**WHAT IS BEING ASKED:**
Each line below that contains "Europejskie" counts once; report the total and nothing more.

**MATERIAL SUPPLIED:**
┏━━

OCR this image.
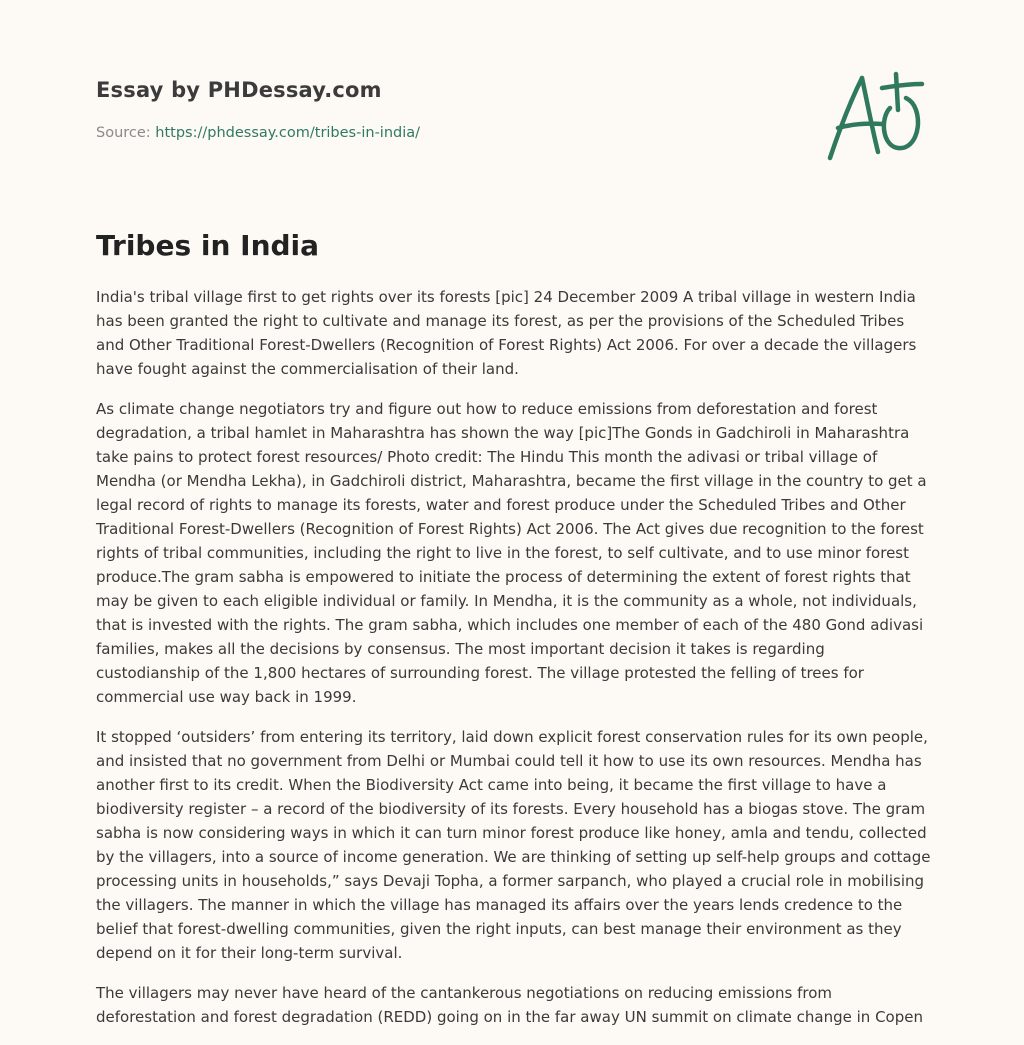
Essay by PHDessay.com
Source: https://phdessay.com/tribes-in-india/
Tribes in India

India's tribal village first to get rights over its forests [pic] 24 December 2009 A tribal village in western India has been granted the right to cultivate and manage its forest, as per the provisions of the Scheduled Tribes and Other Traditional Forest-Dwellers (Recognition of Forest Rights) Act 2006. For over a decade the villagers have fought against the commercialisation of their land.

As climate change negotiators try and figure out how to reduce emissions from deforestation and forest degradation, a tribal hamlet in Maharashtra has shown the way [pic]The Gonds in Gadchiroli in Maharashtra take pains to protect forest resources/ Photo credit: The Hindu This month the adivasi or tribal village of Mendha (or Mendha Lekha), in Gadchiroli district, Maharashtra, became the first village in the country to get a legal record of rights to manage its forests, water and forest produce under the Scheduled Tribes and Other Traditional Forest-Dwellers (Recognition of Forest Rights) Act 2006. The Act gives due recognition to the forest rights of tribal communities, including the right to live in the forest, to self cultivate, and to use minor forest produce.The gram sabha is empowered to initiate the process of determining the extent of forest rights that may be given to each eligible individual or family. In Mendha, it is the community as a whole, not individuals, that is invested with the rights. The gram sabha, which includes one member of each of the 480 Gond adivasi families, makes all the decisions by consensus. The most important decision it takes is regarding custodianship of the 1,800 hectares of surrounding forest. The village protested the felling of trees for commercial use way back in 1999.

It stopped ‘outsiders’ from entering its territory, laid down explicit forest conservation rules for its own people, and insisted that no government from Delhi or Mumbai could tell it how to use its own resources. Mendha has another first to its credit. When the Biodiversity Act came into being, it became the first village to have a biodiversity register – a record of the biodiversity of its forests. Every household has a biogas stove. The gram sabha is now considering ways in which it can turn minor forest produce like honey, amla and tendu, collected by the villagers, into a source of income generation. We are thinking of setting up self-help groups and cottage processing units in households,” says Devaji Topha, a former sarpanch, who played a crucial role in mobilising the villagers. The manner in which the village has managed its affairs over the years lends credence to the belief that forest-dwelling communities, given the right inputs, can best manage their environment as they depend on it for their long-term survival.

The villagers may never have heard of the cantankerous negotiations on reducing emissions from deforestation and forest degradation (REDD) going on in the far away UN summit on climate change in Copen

┗━━
┏━━

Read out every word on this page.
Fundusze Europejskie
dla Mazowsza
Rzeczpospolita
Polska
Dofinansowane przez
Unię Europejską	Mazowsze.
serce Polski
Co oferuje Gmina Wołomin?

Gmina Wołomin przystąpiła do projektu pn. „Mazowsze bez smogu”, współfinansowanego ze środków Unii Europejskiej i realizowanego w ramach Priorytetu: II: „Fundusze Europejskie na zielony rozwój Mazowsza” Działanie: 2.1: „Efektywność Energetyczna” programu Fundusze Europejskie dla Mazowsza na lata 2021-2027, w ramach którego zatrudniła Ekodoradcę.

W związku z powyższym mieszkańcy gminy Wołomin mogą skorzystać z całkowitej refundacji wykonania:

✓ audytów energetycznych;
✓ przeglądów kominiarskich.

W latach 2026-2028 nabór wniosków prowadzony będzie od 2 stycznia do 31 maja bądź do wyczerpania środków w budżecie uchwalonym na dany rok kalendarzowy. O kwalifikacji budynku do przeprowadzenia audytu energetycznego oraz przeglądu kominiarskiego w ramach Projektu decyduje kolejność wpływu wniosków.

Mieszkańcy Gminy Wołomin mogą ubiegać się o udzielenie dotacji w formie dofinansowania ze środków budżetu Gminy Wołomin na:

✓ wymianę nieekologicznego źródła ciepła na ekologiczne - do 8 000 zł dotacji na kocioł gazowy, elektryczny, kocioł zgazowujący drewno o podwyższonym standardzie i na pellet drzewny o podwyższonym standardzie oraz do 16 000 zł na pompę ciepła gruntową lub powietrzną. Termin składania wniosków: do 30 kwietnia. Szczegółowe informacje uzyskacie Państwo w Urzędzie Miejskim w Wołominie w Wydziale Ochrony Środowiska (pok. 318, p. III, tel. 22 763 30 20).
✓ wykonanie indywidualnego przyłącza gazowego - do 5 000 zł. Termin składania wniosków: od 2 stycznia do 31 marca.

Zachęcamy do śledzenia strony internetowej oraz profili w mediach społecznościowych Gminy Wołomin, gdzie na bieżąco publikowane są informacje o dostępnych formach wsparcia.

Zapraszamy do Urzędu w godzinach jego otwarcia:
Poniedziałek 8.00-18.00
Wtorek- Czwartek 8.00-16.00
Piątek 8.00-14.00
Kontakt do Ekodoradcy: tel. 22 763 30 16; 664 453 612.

┗━━

**SOLUTION TO THE PROBLEM:**
2